▶ YOUR TASK: Select, from the material below, each line with "this" in it.

Excerpt from a dataset:
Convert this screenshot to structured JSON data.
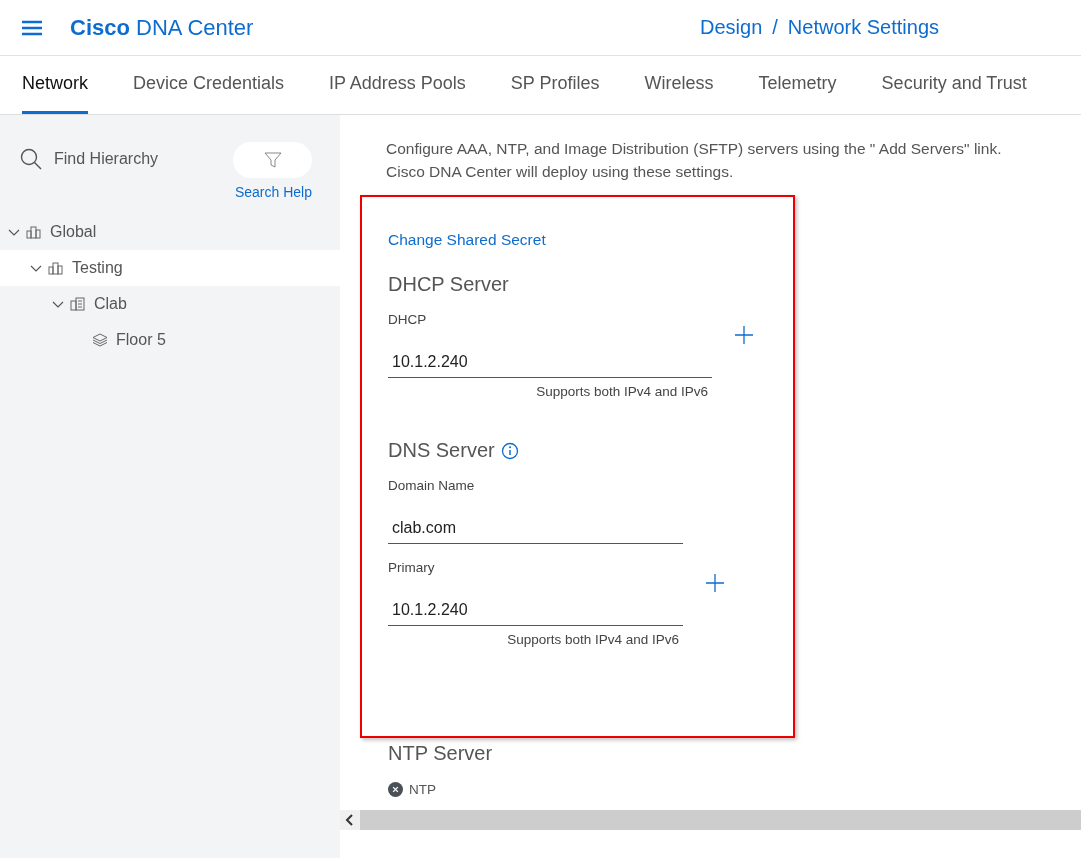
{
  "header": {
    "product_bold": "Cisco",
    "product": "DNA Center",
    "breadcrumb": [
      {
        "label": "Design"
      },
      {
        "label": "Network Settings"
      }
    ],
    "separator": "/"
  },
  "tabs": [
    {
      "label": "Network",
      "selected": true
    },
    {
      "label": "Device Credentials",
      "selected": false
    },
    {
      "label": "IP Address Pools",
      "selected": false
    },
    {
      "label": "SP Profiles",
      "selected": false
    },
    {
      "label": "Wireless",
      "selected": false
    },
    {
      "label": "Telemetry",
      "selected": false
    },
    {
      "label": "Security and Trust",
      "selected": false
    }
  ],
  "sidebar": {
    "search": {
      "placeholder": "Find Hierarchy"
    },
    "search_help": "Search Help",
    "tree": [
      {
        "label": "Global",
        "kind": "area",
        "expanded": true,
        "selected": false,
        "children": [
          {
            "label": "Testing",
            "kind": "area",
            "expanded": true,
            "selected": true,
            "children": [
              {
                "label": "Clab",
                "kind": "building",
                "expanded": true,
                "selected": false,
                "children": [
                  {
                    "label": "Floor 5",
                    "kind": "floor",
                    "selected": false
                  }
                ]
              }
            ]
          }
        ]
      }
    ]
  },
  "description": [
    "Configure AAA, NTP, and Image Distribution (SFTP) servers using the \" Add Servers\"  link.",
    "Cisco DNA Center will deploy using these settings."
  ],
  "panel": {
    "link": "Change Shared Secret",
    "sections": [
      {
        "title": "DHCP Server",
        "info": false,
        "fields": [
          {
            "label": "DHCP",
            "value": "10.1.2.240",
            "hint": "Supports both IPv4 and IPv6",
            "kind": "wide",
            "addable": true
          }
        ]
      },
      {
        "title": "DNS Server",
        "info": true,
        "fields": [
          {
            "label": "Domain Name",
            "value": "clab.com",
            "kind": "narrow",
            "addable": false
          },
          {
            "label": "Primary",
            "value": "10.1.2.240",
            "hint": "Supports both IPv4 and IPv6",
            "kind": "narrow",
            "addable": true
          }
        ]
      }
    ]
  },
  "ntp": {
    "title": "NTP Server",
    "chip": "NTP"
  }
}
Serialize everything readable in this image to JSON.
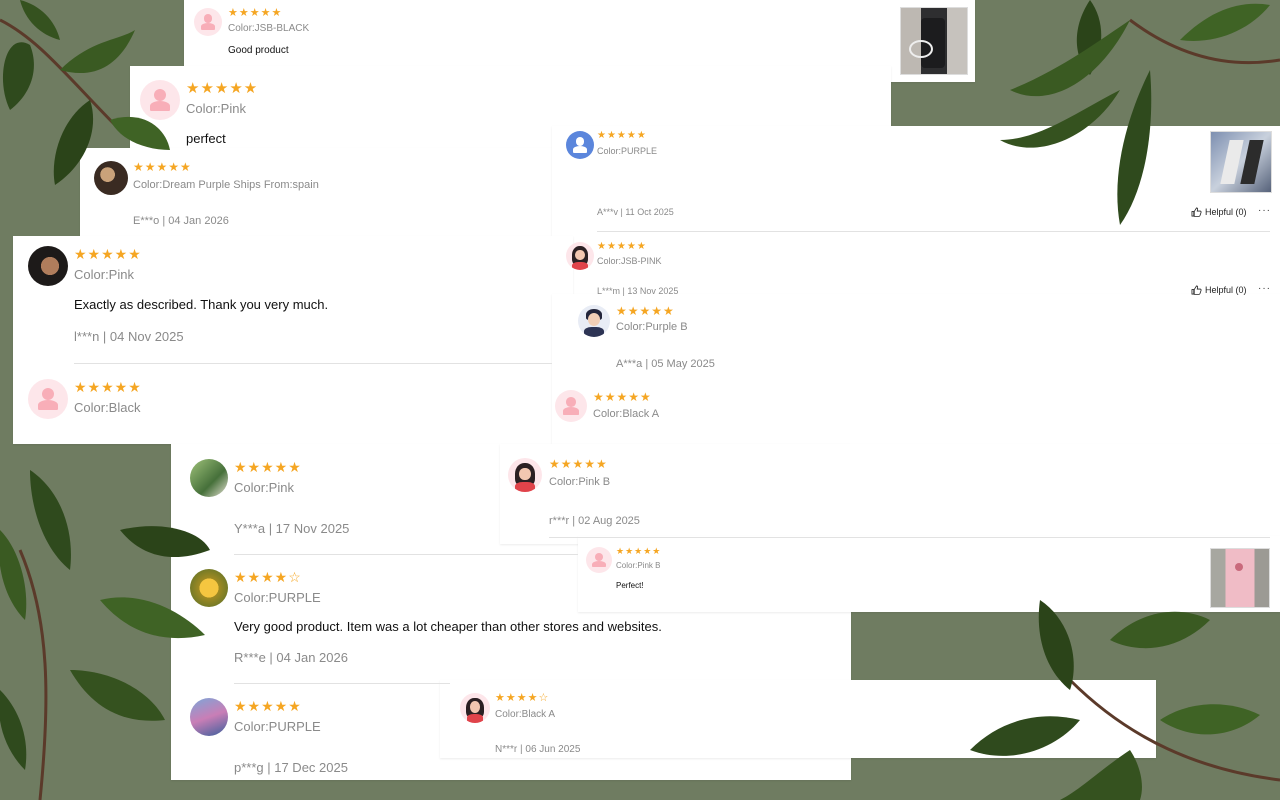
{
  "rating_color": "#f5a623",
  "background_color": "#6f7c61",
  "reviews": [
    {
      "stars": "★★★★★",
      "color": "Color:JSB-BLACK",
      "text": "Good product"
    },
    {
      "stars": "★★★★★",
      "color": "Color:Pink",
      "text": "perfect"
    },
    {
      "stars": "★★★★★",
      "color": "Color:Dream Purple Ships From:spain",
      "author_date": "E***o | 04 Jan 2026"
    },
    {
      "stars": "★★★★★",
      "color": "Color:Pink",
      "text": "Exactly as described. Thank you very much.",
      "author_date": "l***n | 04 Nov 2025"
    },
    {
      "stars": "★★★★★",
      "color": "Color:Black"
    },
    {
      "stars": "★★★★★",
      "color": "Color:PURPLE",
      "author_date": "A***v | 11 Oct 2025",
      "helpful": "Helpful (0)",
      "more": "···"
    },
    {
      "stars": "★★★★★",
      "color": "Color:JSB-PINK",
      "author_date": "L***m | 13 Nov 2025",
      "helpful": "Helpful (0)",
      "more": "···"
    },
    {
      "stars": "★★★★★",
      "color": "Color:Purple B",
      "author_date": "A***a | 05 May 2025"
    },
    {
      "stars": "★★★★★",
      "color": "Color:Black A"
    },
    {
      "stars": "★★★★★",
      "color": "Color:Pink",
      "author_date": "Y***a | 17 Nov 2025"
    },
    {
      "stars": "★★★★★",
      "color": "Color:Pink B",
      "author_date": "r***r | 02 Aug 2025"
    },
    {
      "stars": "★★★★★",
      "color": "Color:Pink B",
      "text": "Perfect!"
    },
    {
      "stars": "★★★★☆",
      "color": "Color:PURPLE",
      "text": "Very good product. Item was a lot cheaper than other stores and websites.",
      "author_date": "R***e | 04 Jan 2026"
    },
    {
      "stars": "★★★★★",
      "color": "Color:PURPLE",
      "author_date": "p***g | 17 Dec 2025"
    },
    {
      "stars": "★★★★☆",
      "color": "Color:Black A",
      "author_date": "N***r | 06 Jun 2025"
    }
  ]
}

...

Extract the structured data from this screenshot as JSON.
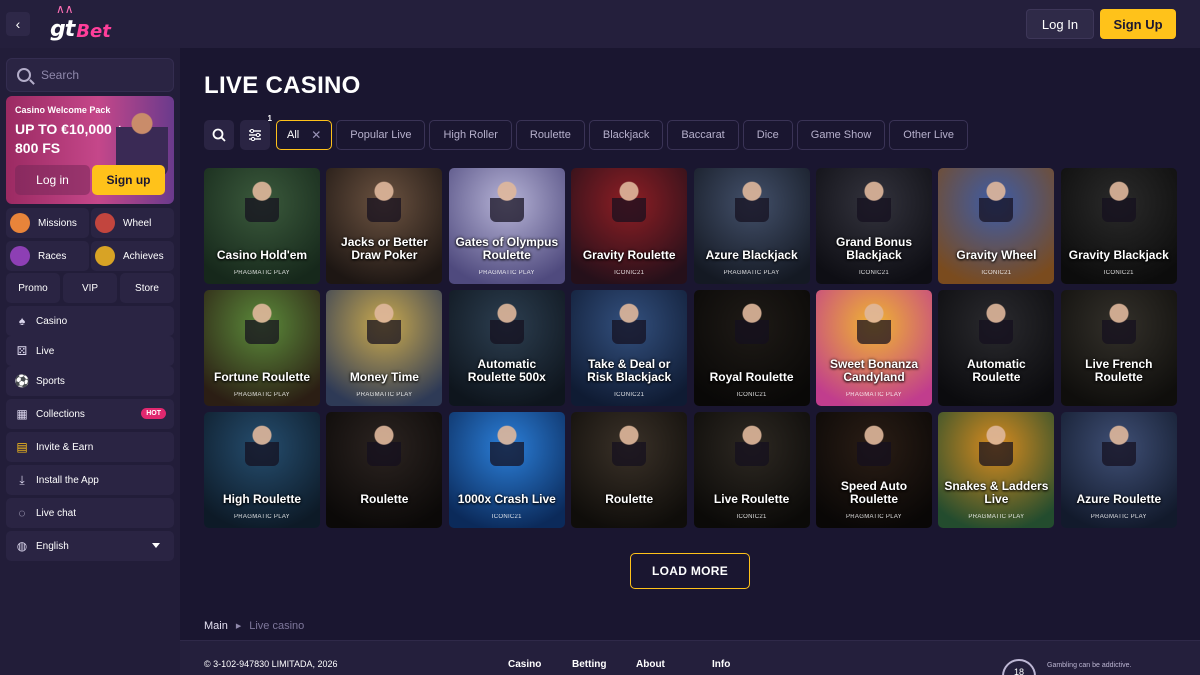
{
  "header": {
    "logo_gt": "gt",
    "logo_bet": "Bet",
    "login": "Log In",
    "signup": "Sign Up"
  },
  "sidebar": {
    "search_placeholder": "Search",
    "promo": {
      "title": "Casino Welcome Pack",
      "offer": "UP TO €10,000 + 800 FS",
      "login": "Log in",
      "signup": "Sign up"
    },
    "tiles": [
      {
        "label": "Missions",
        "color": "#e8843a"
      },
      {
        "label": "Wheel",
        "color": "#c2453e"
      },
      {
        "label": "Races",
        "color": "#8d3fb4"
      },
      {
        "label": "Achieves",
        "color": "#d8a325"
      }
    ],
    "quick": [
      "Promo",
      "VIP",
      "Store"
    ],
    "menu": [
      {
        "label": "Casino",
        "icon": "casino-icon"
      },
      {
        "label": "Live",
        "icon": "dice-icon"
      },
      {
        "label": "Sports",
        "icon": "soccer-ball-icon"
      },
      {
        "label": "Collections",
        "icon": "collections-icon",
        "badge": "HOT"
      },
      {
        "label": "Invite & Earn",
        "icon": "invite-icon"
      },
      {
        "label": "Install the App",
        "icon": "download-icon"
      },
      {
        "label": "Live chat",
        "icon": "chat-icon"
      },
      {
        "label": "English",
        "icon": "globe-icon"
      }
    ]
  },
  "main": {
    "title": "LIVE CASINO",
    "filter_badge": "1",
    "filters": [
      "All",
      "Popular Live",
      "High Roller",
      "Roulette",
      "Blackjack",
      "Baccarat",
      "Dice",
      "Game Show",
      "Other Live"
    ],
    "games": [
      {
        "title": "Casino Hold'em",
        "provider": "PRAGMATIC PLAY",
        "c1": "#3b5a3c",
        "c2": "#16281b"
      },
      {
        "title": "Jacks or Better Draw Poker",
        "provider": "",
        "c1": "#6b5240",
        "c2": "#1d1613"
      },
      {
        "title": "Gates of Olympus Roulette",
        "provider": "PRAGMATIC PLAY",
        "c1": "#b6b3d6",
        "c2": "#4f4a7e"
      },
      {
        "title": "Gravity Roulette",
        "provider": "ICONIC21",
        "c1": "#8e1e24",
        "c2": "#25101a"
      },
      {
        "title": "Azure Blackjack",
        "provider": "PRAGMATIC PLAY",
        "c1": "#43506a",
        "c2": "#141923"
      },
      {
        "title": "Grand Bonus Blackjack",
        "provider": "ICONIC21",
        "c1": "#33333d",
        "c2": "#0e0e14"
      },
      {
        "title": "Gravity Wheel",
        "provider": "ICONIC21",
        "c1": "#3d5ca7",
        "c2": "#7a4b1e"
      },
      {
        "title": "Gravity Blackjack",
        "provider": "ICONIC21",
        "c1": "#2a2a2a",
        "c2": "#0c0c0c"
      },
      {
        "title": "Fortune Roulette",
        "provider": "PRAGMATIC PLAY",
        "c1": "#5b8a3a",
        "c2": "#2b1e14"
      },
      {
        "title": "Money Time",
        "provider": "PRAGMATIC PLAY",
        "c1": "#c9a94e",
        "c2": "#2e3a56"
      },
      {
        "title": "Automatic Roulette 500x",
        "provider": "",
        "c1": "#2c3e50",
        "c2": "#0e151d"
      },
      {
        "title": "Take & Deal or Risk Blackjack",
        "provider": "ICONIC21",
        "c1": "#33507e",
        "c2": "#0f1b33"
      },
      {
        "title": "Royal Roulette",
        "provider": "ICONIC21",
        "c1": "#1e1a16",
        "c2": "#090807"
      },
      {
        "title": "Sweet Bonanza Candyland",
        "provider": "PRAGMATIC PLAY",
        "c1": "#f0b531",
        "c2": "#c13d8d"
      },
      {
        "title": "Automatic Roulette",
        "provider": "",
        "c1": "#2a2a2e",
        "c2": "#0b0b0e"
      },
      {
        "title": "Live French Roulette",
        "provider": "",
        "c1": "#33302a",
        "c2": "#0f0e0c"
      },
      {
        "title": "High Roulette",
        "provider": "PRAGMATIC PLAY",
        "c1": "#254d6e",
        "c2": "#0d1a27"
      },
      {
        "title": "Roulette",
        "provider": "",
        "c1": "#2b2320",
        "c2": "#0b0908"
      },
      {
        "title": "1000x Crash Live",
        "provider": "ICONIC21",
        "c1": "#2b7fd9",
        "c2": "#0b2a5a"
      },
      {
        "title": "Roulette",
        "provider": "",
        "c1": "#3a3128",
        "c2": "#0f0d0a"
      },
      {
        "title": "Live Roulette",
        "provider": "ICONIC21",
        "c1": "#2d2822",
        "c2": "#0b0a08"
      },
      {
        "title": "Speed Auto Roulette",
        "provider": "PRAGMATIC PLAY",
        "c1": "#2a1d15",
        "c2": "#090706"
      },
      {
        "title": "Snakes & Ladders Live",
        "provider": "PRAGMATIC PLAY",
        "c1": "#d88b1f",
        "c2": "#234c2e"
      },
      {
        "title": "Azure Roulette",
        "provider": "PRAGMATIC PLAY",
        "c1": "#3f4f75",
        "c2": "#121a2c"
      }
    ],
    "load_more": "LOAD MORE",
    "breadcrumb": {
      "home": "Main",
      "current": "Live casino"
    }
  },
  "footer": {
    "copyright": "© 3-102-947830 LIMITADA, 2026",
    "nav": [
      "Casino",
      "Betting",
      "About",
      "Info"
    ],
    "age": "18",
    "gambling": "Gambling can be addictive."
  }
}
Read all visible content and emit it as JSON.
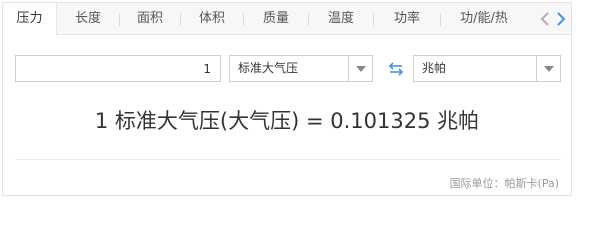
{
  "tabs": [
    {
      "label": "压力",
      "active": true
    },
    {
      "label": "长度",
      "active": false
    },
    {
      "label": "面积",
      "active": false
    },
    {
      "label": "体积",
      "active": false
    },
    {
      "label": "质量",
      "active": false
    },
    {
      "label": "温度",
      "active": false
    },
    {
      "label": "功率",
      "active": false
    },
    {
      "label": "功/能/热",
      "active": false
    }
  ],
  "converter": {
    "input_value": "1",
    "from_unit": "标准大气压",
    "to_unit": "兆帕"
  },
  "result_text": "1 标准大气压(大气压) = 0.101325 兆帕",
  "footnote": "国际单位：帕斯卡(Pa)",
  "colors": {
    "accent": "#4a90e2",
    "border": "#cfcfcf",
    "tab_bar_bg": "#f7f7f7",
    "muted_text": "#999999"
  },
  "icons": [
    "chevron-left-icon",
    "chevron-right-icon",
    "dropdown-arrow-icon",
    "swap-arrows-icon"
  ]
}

▶ CORRECT ANSWER:
Convert this screenshot to structured JSON data.
Serialize everything readable in this image to JSON.
Extract the structured data from this screenshot as JSON.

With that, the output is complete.